:: INFORMATION PROVIDED
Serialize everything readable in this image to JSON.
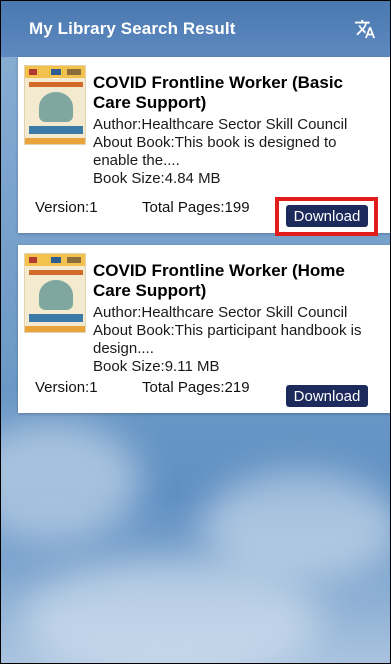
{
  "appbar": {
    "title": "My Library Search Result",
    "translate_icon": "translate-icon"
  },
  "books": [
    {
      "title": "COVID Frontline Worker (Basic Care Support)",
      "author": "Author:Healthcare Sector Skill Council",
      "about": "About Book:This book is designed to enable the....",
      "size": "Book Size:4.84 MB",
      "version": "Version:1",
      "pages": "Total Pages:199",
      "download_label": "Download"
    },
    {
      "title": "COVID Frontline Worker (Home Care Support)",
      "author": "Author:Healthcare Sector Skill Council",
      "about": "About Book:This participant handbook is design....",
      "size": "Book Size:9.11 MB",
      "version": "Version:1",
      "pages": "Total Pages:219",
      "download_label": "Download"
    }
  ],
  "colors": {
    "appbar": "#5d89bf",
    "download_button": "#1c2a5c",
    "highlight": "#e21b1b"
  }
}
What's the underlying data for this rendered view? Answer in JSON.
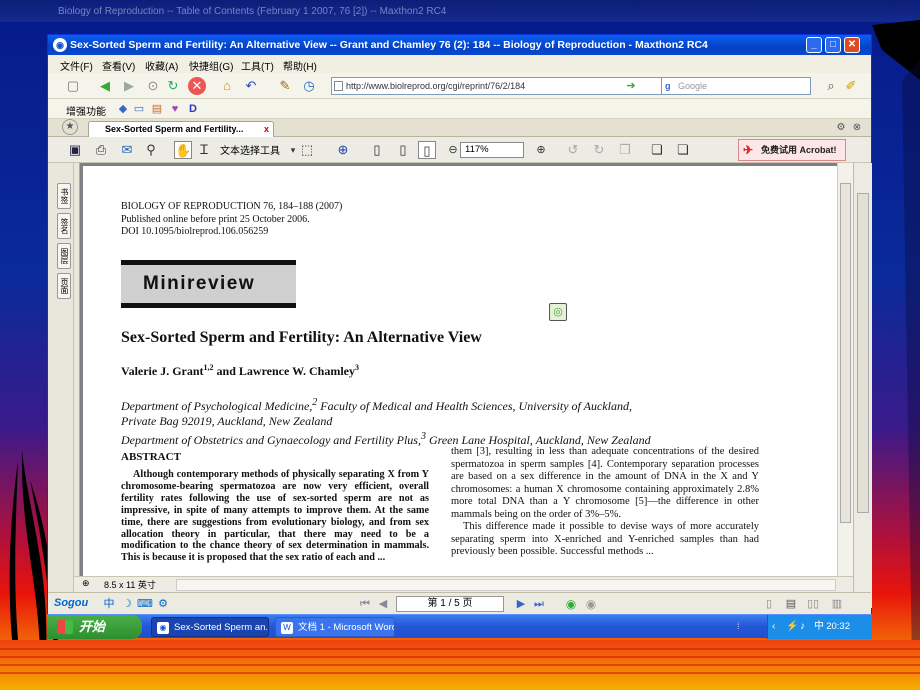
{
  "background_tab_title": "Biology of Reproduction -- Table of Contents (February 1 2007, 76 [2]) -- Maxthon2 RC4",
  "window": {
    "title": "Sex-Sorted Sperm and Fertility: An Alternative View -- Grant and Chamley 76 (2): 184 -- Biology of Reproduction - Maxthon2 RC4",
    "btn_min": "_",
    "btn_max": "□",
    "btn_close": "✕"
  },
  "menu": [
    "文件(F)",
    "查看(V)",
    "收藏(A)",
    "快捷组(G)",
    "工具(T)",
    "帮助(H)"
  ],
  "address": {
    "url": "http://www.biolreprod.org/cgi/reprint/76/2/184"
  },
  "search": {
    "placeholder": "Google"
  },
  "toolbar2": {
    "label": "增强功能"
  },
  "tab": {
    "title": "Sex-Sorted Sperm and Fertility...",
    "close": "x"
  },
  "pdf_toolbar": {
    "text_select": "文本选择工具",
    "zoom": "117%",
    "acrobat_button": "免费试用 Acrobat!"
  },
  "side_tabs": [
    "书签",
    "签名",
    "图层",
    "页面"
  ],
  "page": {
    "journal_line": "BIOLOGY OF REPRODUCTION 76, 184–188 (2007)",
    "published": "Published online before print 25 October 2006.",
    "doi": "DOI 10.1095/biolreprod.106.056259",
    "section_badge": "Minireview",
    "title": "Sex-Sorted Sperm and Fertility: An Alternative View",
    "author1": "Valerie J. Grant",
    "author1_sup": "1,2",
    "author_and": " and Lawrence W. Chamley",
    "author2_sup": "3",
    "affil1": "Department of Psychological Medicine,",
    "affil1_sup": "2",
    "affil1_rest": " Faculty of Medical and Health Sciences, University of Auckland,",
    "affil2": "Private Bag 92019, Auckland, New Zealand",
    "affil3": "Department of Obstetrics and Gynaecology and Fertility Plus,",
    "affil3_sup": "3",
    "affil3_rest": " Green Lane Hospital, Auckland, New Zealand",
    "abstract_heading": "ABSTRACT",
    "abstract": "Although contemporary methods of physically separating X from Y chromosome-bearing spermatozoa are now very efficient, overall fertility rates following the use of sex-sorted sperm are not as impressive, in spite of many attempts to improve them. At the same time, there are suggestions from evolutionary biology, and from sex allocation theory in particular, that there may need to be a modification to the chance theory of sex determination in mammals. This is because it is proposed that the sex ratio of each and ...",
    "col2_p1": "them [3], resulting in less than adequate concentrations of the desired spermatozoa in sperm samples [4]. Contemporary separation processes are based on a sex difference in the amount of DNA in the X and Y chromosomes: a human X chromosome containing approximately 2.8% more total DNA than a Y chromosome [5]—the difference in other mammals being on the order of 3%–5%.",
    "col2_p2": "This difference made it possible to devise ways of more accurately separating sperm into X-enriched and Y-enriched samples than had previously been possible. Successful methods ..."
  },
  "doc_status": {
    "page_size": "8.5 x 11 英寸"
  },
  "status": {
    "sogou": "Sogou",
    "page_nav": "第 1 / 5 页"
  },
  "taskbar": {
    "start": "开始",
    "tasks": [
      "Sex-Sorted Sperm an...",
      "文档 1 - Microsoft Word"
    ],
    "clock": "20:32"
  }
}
::::
:: INFORMATION PROVIDED
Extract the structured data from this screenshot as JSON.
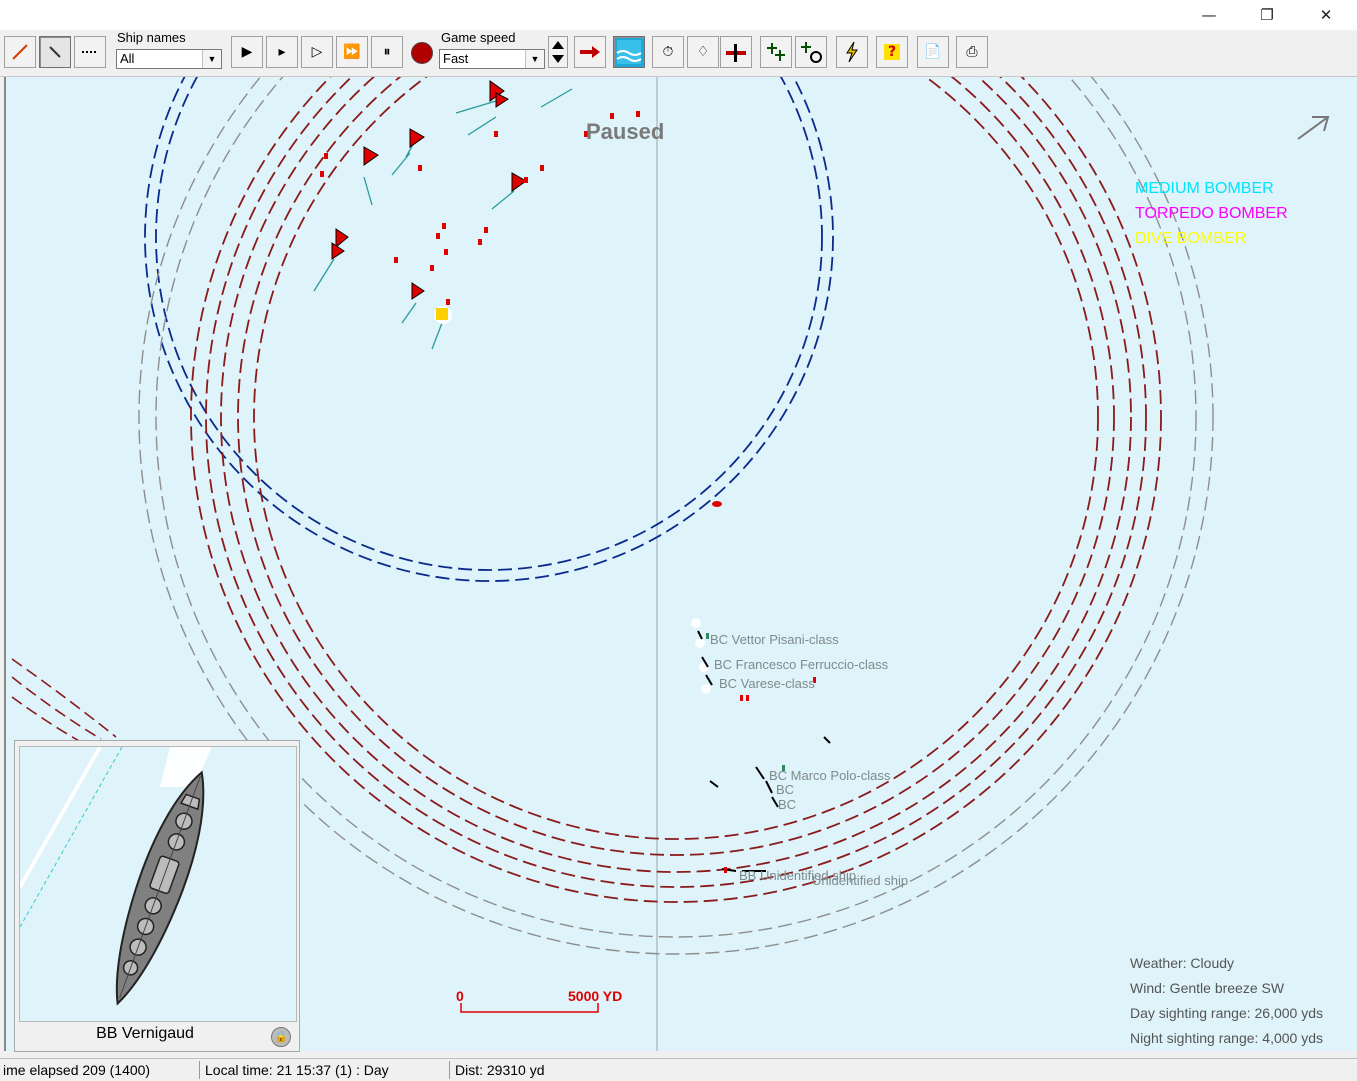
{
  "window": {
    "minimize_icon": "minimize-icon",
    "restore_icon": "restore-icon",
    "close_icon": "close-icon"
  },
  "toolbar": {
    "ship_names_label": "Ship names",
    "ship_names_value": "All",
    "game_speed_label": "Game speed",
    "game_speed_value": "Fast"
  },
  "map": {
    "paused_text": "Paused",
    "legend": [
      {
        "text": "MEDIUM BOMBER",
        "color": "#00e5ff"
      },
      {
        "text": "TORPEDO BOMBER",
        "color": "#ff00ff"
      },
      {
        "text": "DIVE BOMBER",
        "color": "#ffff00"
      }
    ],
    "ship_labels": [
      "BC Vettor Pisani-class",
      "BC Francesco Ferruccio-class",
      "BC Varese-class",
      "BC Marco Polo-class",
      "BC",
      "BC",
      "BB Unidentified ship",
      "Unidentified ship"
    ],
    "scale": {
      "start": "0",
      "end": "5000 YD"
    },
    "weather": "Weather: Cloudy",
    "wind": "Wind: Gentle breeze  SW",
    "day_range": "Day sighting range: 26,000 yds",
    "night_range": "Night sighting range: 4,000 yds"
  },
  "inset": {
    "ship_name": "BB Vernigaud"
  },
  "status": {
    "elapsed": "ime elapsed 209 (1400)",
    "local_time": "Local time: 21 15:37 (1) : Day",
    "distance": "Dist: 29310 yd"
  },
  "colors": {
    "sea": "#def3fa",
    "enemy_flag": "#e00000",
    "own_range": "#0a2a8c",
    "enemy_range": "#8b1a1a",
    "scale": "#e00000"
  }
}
::::
SHORT EXERCISE: Locate each line containing the string "Worker" and show it.

TASK OUTPUT:
      "title": "COVID Frontline Worker (Basic Care Support)",
      "title": "COVID Frontline Worker (Home Care Support)",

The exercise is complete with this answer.